:: WHAT YOU HAVE TO DO ::
Check every line below for the word "единой" and show those that hold it.

Dataset records
** start **
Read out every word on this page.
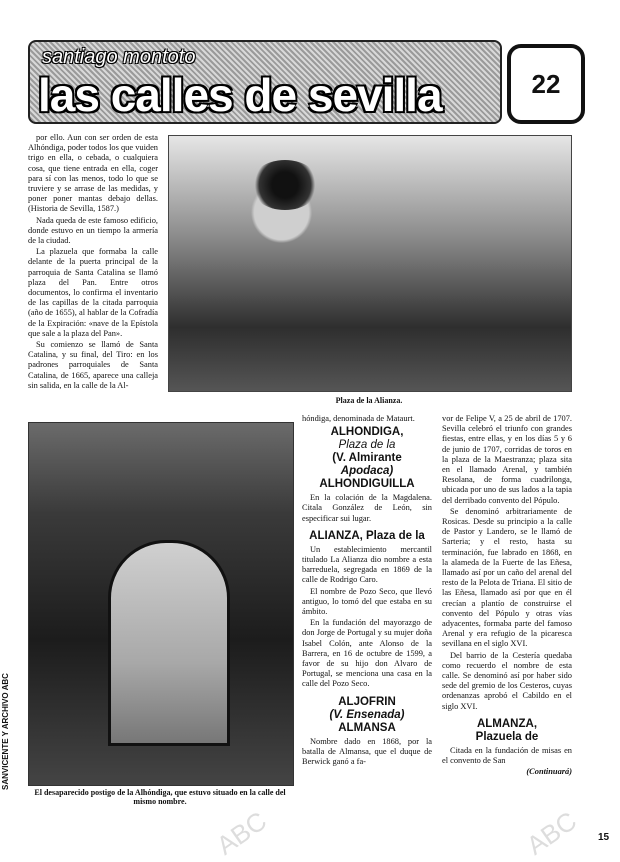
santiago montoto
las calles de sevilla	22

por ello. Aun con ser orden de esta Alhóndiga, poder todos los que vuiden trigo en ella, o cebada, o cualquiera cosa, que tiene entrada en ella, coger para sí con las menos, todo lo que se truviere y se arrase de las medidas, y poner poner mantas debajo dellas. (Historia de Sevilla, 1587.)

Nada queda de este famoso edificio, donde estuvo en un tiempo la armería de la ciudad.

La plazuela que formaba la calle delante de la puerta principal de la parroquia de Santa Catalina se llamó plaza del Pan. Entre otros documentos, lo confirma el inventario de las capillas de la citada parroquia (año de 1655), al hablar de la Cofradía de la Expiración: «nave de la Epístola que sale a la plaza del Pan».

Su comienzo se llamó de Santa Catalina, y su final, del Tiro: en los padrones parroquiales de Santa Catalina, de 1665, aparece una calleja sin salida, en la calle de la Al-

Plaza de la Alianza.
El desaparecido postigo de la Alhóndiga, que estuvo situado en la calle del mismo nombre.

hóndiga, denominada de Mataurt.

ALHONDIGA,
Plaza de la
(V. Almirante
Apodaca)
ALHONDIGUILLA

En la colación de la Magdalena. Citala González de León, sin especificar sui lugar.

ALIANZA, Plaza de la

Un establecimiento mercantil titulado La Alianza dio nombre a esta barreduela, segregada en 1869 de la calle de Rodrigo Caro.

El nombre de Pozo Seco, que llevó antiguo, lo tomó del que estaba en su ámbito.

En la fundación del mayorazgo de don Jorge de Portugal y su mujer doña Isabel Colón, ante Alonso de la Barrera, en 16 de octubre de 1599, a favor de su hijo don Alvaro de Portugal, se menciona una casa en la calle del Pozo Seco.

ALJOFRIN
(V. Ensenada)
ALMANSA

Nombre dado en 1868, por la batalla de Almansa, que el duque de Berwick ganó a fa-

vor de Felipe V, a 25 de abril de 1707. Sevilla celebró el triunfo con grandes fiestas, entre ellas, y en los días 5 y 6 de junio de 1707, corridas de toros en la plaza de la Maestranza; plaza sita en el llamado Arenal, y también Resolana, de forma cuadrilonga, ubicada por uno de sus lados a la tapia del derribado convento del Pópulo.

Se denominó arbitrariamente de Rosicas. Desde su principio a la calle de Pastor y Landero, se le llamó de Sarteria; y el resto, hasta su terminación, fue labrado en 1868, en la alameda de la Fuerte de las Eñesa, llamado así por un caño del arenal del resto de la Pelota de Triana. El sitio de las Eñesa, llamado así por que en él crecían a plantío de construirse el convento del Pópulo y otras vías adyacentes, formaba parte del famoso Arenal y era refugio de la picaresca sevillana en el siglo XVI.

Del barrio de la Cestería quedaba como recuerdo el nombre de esta calle. Se denominó así por haber sido sede del gremio de los Cesteros, cuyas ordenanzas aprobó el Cabildo en el siglo XVI.

ALMANZA,
Plazuela de

Citada en la fundación de misas en el convento de San

(Continuará)
SANVICENTE Y ARCHIVO ABC
ABC	ABC 15
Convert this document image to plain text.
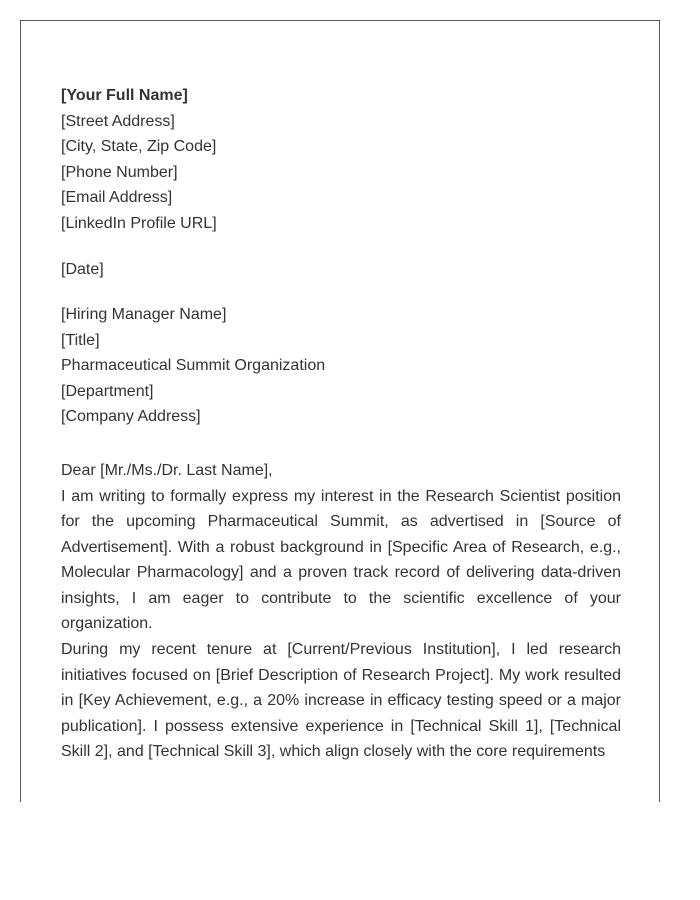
[Your Full Name]
[Street Address]
[City, State, Zip Code]
[Phone Number]
[Email Address]
[LinkedIn Profile URL]
[Date]
[Hiring Manager Name]
[Title]
Pharmaceutical Summit Organization
[Department]
[Company Address]
Dear [Mr./Ms./Dr. Last Name],

I am writing to formally express my interest in the Research Scientist position for the upcoming Pharmaceutical Summit, as advertised in [Source of Advertisement]. With a robust background in [Specific Area of Research, e.g., Molecular Pharmacology] and a proven track record of delivering data-driven insights, I am eager to contribute to the scientific excellence of your organization.

During my recent tenure at [Current/Previous Institution], I led research initiatives focused on [Brief Description of Research Project]. My work resulted in [Key Achievement, e.g., a 20% increase in efficacy testing speed or a major publication]. I possess extensive experience in [Technical Skill 1], [Technical Skill 2], and [Technical Skill 3], which align closely with the core requirements
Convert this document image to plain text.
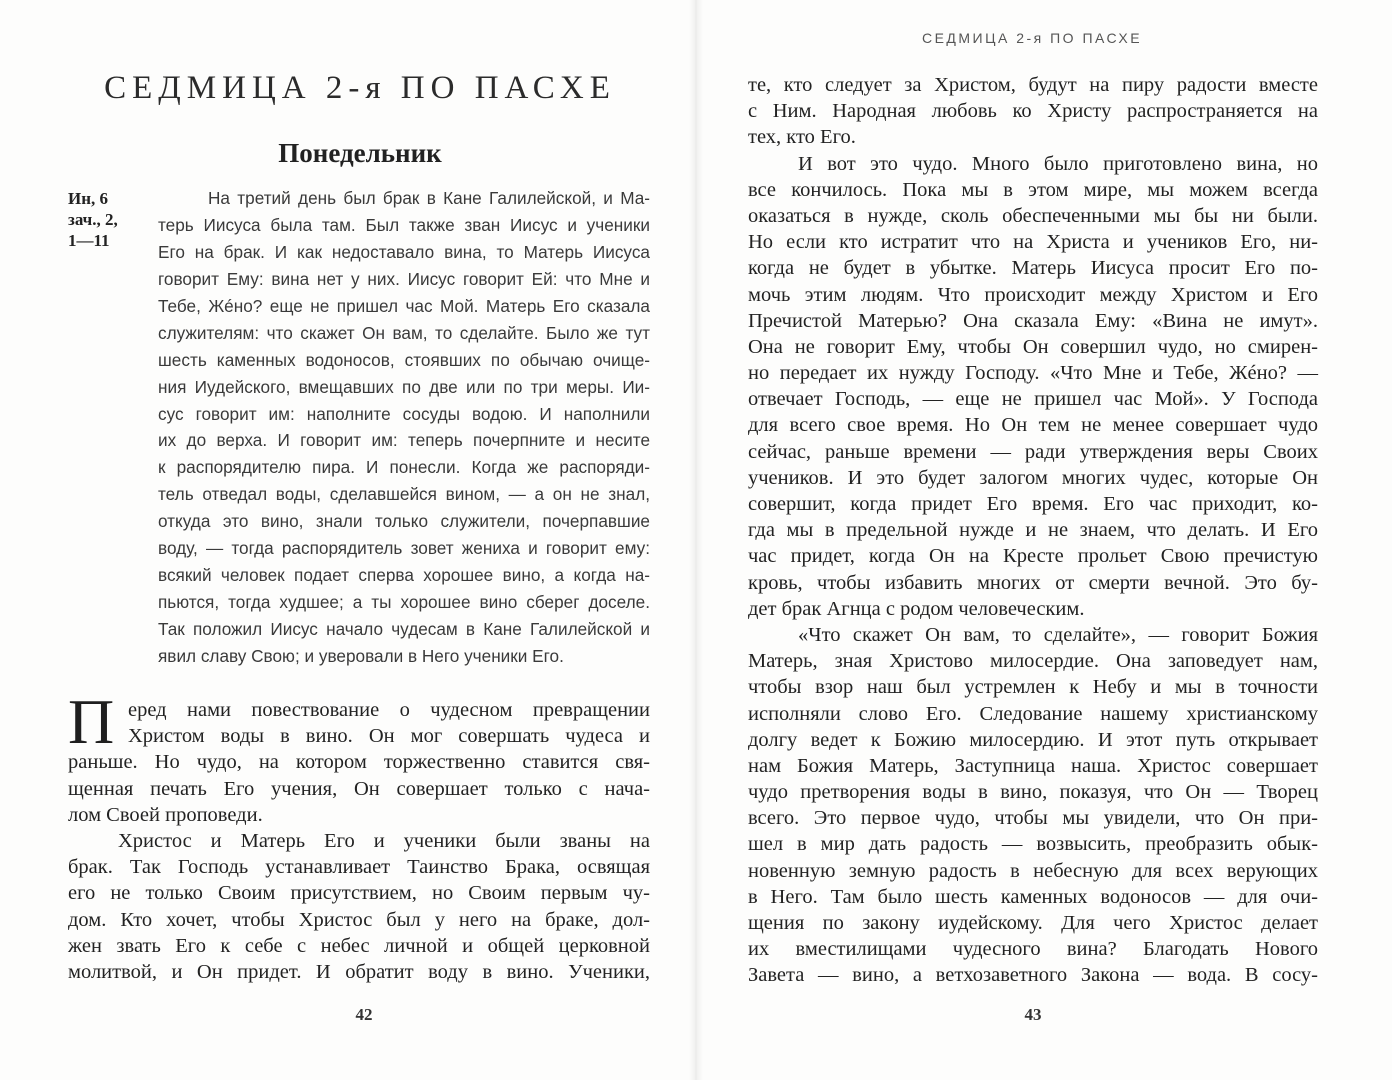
СЕДМИЦА 2-я ПО ПАСХЕ
Понедельник
Ин, 6
зач., 2,
1—11
На третий день был брак в Кане Галилейской, и Ма-
терь Иисуса была там. Был также зван Иисус и ученики
Его на брак. И как недоставало вина, то Матерь Иисуса
говорит Ему: вина нет у них. Иисус говорит Ей: что Мне и
Тебе, Жéно? еще не пришел час Мой. Матерь Его сказала
служителям: что скажет Он вам, то сделайте. Было же тут
шесть каменных водоносов, стоявших по обычаю очище-
ния Иудейского, вмещавших по две или по три меры. Ии-
сус говорит им: наполните сосуды водою. И наполнили
их до верха. И говорит им: теперь почерпните и несите
к распорядителю пира. И понесли. Когда же распоряди-
тель отведал воды, сделавшейся вином, — а он не знал,
откуда это вино, знали только служители, почерпавшие
воду, — тогда распорядитель зовет жениха и говорит ему:
всякий человек подает сперва хорошее вино, а когда на-
пьются, тогда худшее; а ты хорошее вино сберег доселе.
Так положил Иисус начало чудесам в Кане Галилейской и
явил славу Свою; и уверовали в Него ученики Его.
П еред нами повествование о чудесном превращении
Христом воды в вино. Он мог совершать чудеса и
раньше. Но чудо, на котором торжественно ставится свя-
щенная печать Его учения, Он совершает только с нача-
лом Своей проповеди.
Христос и Матерь Его и ученики были званы на
брак. Так Господь устанавливает Таинство Брака, освящая
его не только Своим присутствием, но Своим первым чу-
дом. Кто хочет, чтобы Христос был у него на браке, дол-
жен звать Его к себе с небес личной и общей церковной
молитвой, и Он придет. И обратит воду в вино. Ученики,
42
СЕДМИЦА 2-я ПО ПАСХЕ
те, кто следует за Христом, будут на пиру радости вместе
с Ним. Народная любовь ко Христу распространяется на
тех, кто Его.
И вот это чудо. Много было приготовлено вина, но
все кончилось. Пока мы в этом мире, мы можем всегда
оказаться в нужде, сколь обеспеченными мы бы ни были.
Но если кто истратит что на Христа и учеников Его, ни-
когда не будет в убытке. Матерь Иисуса просит Его по-
мочь этим людям. Что происходит между Христом и Его
Пречистой Матерью? Она сказала Ему: «Вина не имут».
Она не говорит Ему, чтобы Он совершил чудо, но смирен-
но передает их нужду Господу. «Что Мне и Тебе, Жéно? —
отвечает Господь, — еще не пришел час Мой». У Господа
для всего свое время. Но Он тем не менее совершает чудо
сейчас, раньше времени — ради утверждения веры Своих
учеников. И это будет залогом многих чудес, которые Он
совершит, когда придет Его время. Его час приходит, ко-
гда мы в предельной нужде и не знаем, что делать. И Его
час придет, когда Он на Кресте прольет Свою пречистую
кровь, чтобы избавить многих от смерти вечной. Это бу-
дет брак Агнца с родом человеческим.
«Что скажет Он вам, то сделайте», — говорит Божия
Матерь, зная Христово милосердие. Она заповедует нам,
чтобы взор наш был устремлен к Небу и мы в точности
исполняли слово Его. Следование нашему христианскому
долгу ведет к Божию милосердию. И этот путь открывает
нам Божия Матерь, Заступница наша. Христос совершает
чудо претворения воды в вино, показуя, что Он — Творец
всего. Это первое чудо, чтобы мы увидели, что Он при-
шел в мир дать радость — возвысить, преобразить обык-
новенную земную радость в небесную для всех верующих
в Него. Там было шесть каменных водоносов — для очи-
щения по закону иудейскому. Для чего Христос делает
их вместилищами чудесного вина? Благодать Нового
Завета — вино, а ветхозаветного Закона — вода. В сосу-
43
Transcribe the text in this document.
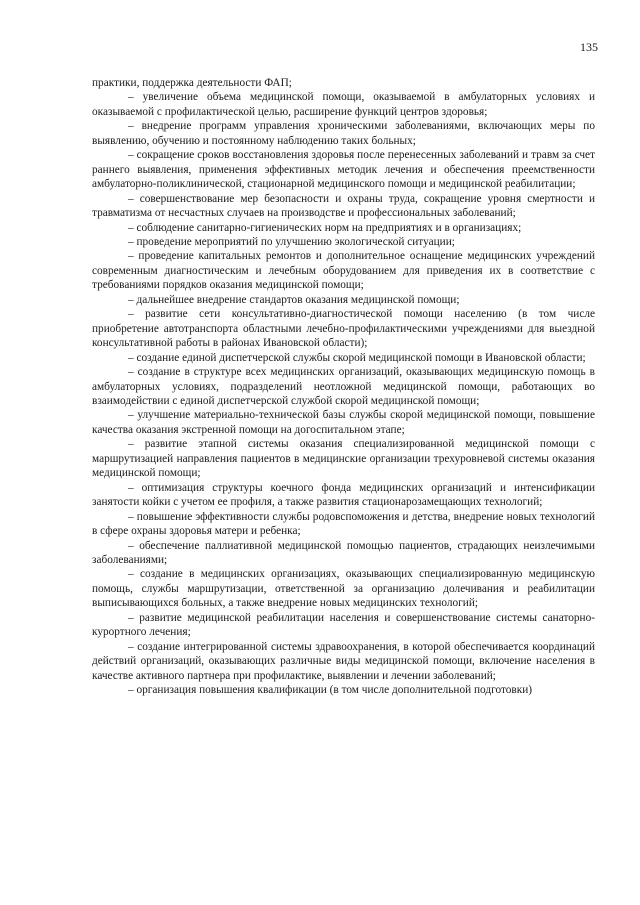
135

практики, поддержка деятельности ФАП;

– увеличение объема медицинской помощи, оказываемой в амбулаторных условиях и оказываемой с профилактической целью, расширение функций центров здоровья;

– внедрение программ управления хроническими заболеваниями, включающих меры по выявлению, обучению и постоянному наблюдению таких больных;

– сокращение сроков восстановления здоровья после перенесенных заболеваний и травм за счет раннего выявления, применения эффективных методик лечения и обеспечения преемственности амбулаторно-поликлинической, стационарной медицинского помощи и медицинской реабилитации;

– совершенствование мер безопасности и охраны труда, сокращение уровня смертности и травматизма от несчастных случаев на производстве и профессиональных заболеваний;

– соблюдение санитарно-гигиенических норм на предприятиях и в организациях;

– проведение мероприятий по улучшению экологической ситуации;

– проведение капитальных ремонтов и дополнительное оснащение медицинских учреждений современным диагностическим и лечебным оборудованием для приведения их в соответствие с требованиями порядков оказания медицинской помощи;

– дальнейшее внедрение стандартов оказания медицинской помощи;

– развитие сети консультативно-диагностической помощи населению (в том числе приобретение автотранспорта областными лечебно-профилактическими учреждениями для выездной консультативной работы в районах Ивановской области);

– создание единой диспетчерской службы скорой медицинской помощи в Ивановской области;

– создание в структуре всех медицинских организаций, оказывающих медицинскую помощь в амбулаторных условиях, подразделений неотложной медицинской помощи, работающих во взаимодействии с единой диспетчерской службой скорой медицинской помощи;

– улучшение материально-технической базы службы скорой медицинской помощи, повышение качества оказания экстренной помощи на догоспитальном этапе;

– развитие этапной системы оказания специализированной медицинской помощи с маршрутизацией направления пациентов в медицинские организации трехуровневой системы оказания медицинской помощи;

– оптимизация структуры коечного фонда медицинских организаций и интенсификации занятости койки с учетом ее профиля, а также развития стационарозамещающих технологий;

– повышение эффективности службы родовспоможения и детства, внедрение новых технологий в сфере охраны здоровья матери и ребенка;

– обеспечение паллиативной медицинской помощью пациентов, страдающих неизлечимыми заболеваниями;

– создание в медицинских организациях, оказывающих специализированную медицинскую помощь, службы маршрутизации, ответственной за организацию долечивания и реабилитации выписывающихся больных, а также внедрение новых медицинских технологий;

– развитие медицинской реабилитации населения и совершенствование системы санаторно-курортного лечения;

– создание интегрированной системы здравоохранения, в которой обеспечивается координаций действий организаций, оказывающих различные виды медицинской помощи, включение населения в качестве активного партнера при профилактике, выявлении и лечении заболеваний;

– организация повышения квалификации (в том числе дополнительной подготовки)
** end **
:: OUTPUT FOR THIS TASK ::
– создание единой диспетчерской службы скорой медицинской помощи в Ивановской области;
– создание в структуре всех медицинских организаций, оказывающих медицинскую помощь в амбулаторных условиях, подразделений неотложной медицинской помощи, работающих во взаимодействии с единой диспетчерской службой скорой медицинской помощи;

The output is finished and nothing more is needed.